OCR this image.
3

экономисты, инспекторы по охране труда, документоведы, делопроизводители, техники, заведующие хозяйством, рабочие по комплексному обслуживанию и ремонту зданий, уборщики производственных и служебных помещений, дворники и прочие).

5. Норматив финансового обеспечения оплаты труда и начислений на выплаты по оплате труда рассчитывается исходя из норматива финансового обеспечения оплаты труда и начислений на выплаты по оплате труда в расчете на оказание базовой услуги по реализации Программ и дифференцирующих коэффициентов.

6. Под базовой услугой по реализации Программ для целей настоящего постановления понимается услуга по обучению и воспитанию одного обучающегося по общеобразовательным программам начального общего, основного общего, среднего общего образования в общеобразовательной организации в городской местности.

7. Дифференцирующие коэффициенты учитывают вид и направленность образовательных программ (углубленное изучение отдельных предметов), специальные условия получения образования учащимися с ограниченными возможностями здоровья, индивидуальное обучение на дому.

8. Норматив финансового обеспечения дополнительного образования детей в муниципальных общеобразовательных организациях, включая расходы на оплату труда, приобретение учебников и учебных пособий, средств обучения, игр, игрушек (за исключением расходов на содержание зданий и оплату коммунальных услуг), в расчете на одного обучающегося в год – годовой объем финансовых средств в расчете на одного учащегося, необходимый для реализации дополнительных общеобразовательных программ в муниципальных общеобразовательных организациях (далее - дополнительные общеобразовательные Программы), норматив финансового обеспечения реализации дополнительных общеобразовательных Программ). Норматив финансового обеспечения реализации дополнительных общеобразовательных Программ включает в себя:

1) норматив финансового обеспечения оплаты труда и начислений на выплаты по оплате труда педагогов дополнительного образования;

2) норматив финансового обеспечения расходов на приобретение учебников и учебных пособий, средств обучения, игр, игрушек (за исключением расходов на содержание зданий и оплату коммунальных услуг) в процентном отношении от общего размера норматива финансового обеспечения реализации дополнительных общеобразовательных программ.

• WORK INSTRUCTIONS:
Check each line of the data above for the word "базовой", then state how many lines have it. Give the number alone.

• OUTPUT OF THE TASK:
2